**Entries with figure data**:
##############################

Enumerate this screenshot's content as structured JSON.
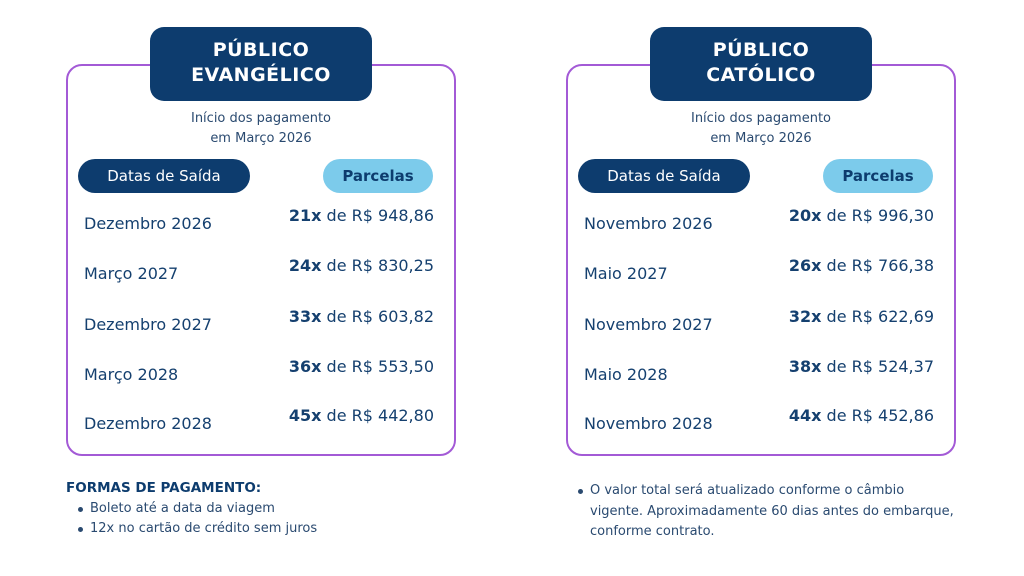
{
  "colors": {
    "navy": "#0d3c6e",
    "light_blue": "#7ccbeb",
    "border": "#a35ad6"
  },
  "panels": [
    {
      "title_line1": "PÚBLICO",
      "title_line2": "EVANGÉLICO",
      "subtitle_line1": "Início dos pagamento",
      "subtitle_line2": "em Março 2026",
      "header_dates": "Datas de Saída",
      "header_installments": "Parcelas",
      "rows": [
        {
          "date": "Dezembro 2026",
          "count": "21x",
          "amount": " de R$ 948,86"
        },
        {
          "date": "Março 2027",
          "count": "24x",
          "amount": " de R$ 830,25"
        },
        {
          "date": "Dezembro 2027",
          "count": "33x",
          "amount": " de R$ 603,82"
        },
        {
          "date": "Março 2028",
          "count": "36x",
          "amount": " de R$ 553,50"
        },
        {
          "date": "Dezembro 2028",
          "count": "45x",
          "amount": " de R$ 442,80"
        }
      ]
    },
    {
      "title_line1": "PÚBLICO",
      "title_line2": "CATÓLICO",
      "subtitle_line1": "Início dos pagamento",
      "subtitle_line2": "em Março 2026",
      "header_dates": "Datas de Saída",
      "header_installments": "Parcelas",
      "rows": [
        {
          "date": "Novembro 2026",
          "count": "20x",
          "amount": " de R$ 996,30"
        },
        {
          "date": "Maio 2027",
          "count": "26x",
          "amount": " de R$ 766,38"
        },
        {
          "date": "Novembro 2027",
          "count": "32x",
          "amount": " de R$ 622,69"
        },
        {
          "date": "Maio 2028",
          "count": "38x",
          "amount": " de R$ 524,37"
        },
        {
          "date": "Novembro 2028",
          "count": "44x",
          "amount": " de R$ 452,86"
        }
      ]
    }
  ],
  "payment": {
    "heading": "FORMAS DE PAGAMENTO:",
    "items": [
      "Boleto até a data da viagem",
      "12x no cartão de crédito sem juros"
    ]
  },
  "note": "O valor total será atualizado conforme o câmbio vigente. Aproximadamente 60 dias antes do embarque, conforme contrato."
}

##############################

**Problem statement**: Repeat the entries exactly and keep the pictures out of the copy.

**Solution**:
Enumerate this screenshot's content as structured JSON.
{
  "colors": {
    "navy": "#0d3c6e",
    "light_blue": "#7ccbeb",
    "border": "#a35ad6"
  },
  "panels": [
    {
      "title_line1": "PÚBLICO",
      "title_line2": "EVANGÉLICO",
      "subtitle_line1": "Início dos pagamento",
      "subtitle_line2": "em Março 2026",
      "header_dates": "Datas de Saída",
      "header_installments": "Parcelas",
      "rows": [
        {
          "date": "Dezembro 2026",
          "count": "21x",
          "amount": " de R$ 948,86"
        },
        {
          "date": "Março 2027",
          "count": "24x",
          "amount": " de R$ 830,25"
        },
        {
          "date": "Dezembro 2027",
          "count": "33x",
          "amount": " de R$ 603,82"
        },
        {
          "date": "Março 2028",
          "count": "36x",
          "amount": " de R$ 553,50"
        },
        {
          "date": "Dezembro 2028",
          "count": "45x",
          "amount": " de R$ 442,80"
        }
      ]
    },
    {
      "title_line1": "PÚBLICO",
      "title_line2": "CATÓLICO",
      "subtitle_line1": "Início dos pagamento",
      "subtitle_line2": "em Março 2026",
      "header_dates": "Datas de Saída",
      "header_installments": "Parcelas",
      "rows": [
        {
          "date": "Novembro 2026",
          "count": "20x",
          "amount": " de R$ 996,30"
        },
        {
          "date": "Maio 2027",
          "count": "26x",
          "amount": " de R$ 766,38"
        },
        {
          "date": "Novembro 2027",
          "count": "32x",
          "amount": " de R$ 622,69"
        },
        {
          "date": "Maio 2028",
          "count": "38x",
          "amount": " de R$ 524,37"
        },
        {
          "date": "Novembro 2028",
          "count": "44x",
          "amount": " de R$ 452,86"
        }
      ]
    }
  ],
  "payment": {
    "heading": "FORMAS DE PAGAMENTO:",
    "items": [
      "Boleto até a data da viagem",
      "12x no cartão de crédito sem juros"
    ]
  },
  "note": "O valor total será atualizado conforme o câmbio vigente. Aproximadamente 60 dias antes do embarque, conforme contrato."
}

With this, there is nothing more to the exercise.